(Saved data entries)

⟨

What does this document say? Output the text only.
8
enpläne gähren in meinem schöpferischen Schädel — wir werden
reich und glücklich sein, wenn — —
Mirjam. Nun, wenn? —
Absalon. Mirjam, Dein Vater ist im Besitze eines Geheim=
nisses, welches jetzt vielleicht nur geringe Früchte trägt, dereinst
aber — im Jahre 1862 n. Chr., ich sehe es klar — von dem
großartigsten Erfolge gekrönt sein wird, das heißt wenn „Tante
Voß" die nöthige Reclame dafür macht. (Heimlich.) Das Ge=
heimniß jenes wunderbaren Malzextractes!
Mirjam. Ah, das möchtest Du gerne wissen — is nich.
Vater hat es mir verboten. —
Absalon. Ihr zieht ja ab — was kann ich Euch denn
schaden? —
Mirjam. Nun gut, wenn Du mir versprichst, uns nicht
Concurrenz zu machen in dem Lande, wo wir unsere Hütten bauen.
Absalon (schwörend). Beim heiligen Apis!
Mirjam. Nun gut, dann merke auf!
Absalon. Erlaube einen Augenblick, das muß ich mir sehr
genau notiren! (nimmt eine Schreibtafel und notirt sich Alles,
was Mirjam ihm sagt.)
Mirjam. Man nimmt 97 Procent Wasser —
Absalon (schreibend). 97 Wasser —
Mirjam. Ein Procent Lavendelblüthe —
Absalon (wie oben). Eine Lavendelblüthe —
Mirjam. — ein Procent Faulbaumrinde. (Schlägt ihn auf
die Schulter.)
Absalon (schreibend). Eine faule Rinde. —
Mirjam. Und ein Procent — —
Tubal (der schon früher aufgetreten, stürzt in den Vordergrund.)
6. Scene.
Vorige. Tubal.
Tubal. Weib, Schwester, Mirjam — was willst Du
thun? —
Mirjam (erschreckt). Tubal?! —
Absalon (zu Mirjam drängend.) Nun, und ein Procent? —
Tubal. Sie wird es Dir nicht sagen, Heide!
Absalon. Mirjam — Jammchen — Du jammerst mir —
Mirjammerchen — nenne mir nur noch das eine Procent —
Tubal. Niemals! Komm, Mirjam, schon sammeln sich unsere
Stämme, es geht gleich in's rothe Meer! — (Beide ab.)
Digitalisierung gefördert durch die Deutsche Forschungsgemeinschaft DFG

⟩

Aim of the task
Check each line of the records for the word "sein" and extract those that contain it.

Response
reich und glücklich sein, wenn — —
großartigsten Erfolge gekrönt sein wird, das heißt wenn „Tante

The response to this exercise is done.